_Written problem_: Write the next portion of the reminiscence about Mr. Baird and his dinner table in Russia, starting after its final sentence. The items that follow the reminiscence are not part of it.

_Excerpted text_:

Very interesting to me were the houses of some of the British residents, and especially that of Mr. Baird, the head of the iron-works which bore his name, and which, at that time, were considered among the wonders of Russia. He was an interesting character. Noticing, among the three very large and handsome vases in his dining- room, the middle one made up of the bodies of three large eagles in oxidized silver with crowns of gold, I was told its history. When the Grand Duke Alexander —who afterward became the second emperor of that name—announced his intention of joining the St. Petersburg Yacht Club, a plan was immediately formed to provide a magnificent trophy and allow him to win it, and to this plan all the members of the club agreed except Baird. He at once said: ``No; if the grand duke's yacht can take it, let him have it; if not, let the best yacht win. If I can take it, I shall.'' It was hoped that he would think better of it, but when the day arrived, the other yachts having gradually fallen back, Mr. Baird continued the race with the grand duke and won. As a result he was for some years in disfavor with the high officials surrounding the Emperor—a disfavor that no doubt cost him vast sums; but he always asserted that he was glad he had insisted on his right.

On one occasion I was witness to a sad faux pas at his dinner-table. It was in the early days of the Crimean War, and an American gentleman who was present was so careless as to refer to Queen Victoria's proclamation against all who aided the enemy, which was clearly leveled at Mr. Baird and his iron-works. There was a scene at once. The ladies almost went into hysterics in deprecation of the position in which the proclamation had placed them. But Mr. Baird himself was quite equal to the occasion: in a very up-and-down way he said that he of course regretted being regarded as a traitor to his country, but that in the time of the alliance against the first Napoleon his father had been induced by the Russian government to establish works, and this not merely with the consent, but with the warm approval, of the British government; in consequence the establishment had taken contracts with the Russian government and now they must be executed; so far as he was concerned his conscience was entirely clear; his duty was plain, and he was going to do it.

On another occasion at his table there was a very good repartee. The subject of spiritualism having been brought up, some one told a story of a person who, having gone into an unfrequented garret of an old family residence, found that all the old clothing which had been stored there during many generations had descended from the shelves and hooks and had assumed kneeling postures about the floor. All of us heard the story with much solemnity, when good old Dr. Law, chaplain of the British church, broke the silence with the words, ``That must have been a family of very PIOUS HABITS.'' This of course broke the spell.

_Data shown_:
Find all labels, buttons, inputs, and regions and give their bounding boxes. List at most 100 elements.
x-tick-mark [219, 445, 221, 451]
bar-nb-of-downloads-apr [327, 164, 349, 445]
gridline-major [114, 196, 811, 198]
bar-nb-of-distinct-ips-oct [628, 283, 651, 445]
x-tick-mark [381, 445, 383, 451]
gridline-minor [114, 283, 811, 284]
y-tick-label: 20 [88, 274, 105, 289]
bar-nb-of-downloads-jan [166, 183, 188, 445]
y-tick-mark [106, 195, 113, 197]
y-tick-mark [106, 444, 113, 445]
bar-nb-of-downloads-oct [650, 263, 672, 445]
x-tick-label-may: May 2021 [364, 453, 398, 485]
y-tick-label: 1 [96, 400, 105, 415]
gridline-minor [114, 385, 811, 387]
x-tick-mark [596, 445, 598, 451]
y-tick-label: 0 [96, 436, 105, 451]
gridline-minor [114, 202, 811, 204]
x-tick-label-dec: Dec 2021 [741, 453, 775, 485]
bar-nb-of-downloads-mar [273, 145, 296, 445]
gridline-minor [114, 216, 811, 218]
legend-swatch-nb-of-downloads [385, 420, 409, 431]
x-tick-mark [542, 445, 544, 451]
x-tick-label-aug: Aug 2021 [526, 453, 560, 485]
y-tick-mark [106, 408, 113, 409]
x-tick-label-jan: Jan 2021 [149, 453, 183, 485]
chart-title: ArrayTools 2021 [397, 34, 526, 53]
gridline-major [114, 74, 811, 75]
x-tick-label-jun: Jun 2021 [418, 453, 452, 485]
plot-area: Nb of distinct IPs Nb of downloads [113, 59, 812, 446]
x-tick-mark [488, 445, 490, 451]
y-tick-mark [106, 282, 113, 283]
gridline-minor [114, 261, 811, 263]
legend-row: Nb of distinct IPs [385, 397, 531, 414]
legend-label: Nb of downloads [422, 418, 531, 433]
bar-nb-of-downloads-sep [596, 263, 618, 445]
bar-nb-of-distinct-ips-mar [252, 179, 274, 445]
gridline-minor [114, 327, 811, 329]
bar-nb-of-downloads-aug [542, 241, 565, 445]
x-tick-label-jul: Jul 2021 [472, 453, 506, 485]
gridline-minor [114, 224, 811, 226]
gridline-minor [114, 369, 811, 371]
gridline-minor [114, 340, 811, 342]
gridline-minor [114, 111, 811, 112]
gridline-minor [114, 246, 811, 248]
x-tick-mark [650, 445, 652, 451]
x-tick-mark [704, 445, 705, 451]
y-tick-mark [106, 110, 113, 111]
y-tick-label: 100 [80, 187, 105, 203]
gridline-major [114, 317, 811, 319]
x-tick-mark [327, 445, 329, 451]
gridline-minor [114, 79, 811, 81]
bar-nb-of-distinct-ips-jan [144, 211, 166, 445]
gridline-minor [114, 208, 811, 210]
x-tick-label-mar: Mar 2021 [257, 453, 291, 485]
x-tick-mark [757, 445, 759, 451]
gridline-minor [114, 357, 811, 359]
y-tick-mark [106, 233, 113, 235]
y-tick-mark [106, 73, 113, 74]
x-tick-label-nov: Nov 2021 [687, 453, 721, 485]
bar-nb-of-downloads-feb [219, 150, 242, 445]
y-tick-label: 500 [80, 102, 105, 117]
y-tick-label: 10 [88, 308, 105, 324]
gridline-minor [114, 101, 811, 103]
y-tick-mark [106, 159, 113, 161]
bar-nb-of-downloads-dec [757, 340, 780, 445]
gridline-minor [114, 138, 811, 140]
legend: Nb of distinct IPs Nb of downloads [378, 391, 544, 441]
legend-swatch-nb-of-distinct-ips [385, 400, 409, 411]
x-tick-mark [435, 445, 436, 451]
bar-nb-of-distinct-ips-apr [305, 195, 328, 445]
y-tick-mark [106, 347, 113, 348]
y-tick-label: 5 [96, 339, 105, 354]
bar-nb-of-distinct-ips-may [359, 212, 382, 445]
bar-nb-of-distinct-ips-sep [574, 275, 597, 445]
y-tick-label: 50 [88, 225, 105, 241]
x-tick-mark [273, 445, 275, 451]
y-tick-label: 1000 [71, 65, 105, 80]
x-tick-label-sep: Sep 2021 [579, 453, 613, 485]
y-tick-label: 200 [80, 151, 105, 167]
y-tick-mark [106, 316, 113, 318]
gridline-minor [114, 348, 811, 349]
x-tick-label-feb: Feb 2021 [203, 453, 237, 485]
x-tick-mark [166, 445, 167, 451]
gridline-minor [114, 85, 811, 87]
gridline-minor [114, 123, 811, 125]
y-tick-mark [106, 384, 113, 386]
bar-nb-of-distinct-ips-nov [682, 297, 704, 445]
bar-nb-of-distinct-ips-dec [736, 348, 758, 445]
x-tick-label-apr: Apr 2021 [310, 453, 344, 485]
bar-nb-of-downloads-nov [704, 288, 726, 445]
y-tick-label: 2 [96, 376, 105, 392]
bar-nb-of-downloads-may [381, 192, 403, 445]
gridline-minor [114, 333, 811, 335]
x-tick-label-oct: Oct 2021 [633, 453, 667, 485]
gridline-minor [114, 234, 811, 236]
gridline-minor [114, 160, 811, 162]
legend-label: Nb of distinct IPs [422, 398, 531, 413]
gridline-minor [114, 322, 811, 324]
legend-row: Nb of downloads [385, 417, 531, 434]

_Output_:
I should be sorry to have it thought that all my stay in the Russian capital was given up to official routine and social futilities. Fortunately for me, the social demands were not very heavy. The war in the Crimea, steadily going against Russia, threw a cloud over the court and city and reduced the number of entertainments to a minimum. This secured me, during the long winter evenings, much time for reading, and in addition to all the valuable treatises I could find on Russia, I went with care through an extensive course in modern history.

As to Russian matters, it was my good fortune to become intimately acquainted with Atkinson, the British traveler in Siberia. He had brought back many portfolios of sketches, and his charming wife had treasured up a great fund of anecdotes of people and adventure, so that I seemed for a time to know Siberia as if I had lived there. Then it was that I learned of the beauties and capabilities of its southern provinces. The Atkinsons had also brought back their only child, a son born on the Siberian steppe, a wonderfully bright youngster, whom they destined for the British navy. He bore a name which I fear may at times have proved a burden to him, for his father and mother were so delighted with the place in which he was born that they called him, after it, ``Alatow-Tam Chiboulak.''[10]

[10] Since writing the above, I have had the pleasure of receiving a letter from this gentleman, who has for some time held the responsible and interesting position of superintendent of public instruction in the Hawaiian Islands, his son, a graduate of the University of Michigan, having been Secretary of the Territory.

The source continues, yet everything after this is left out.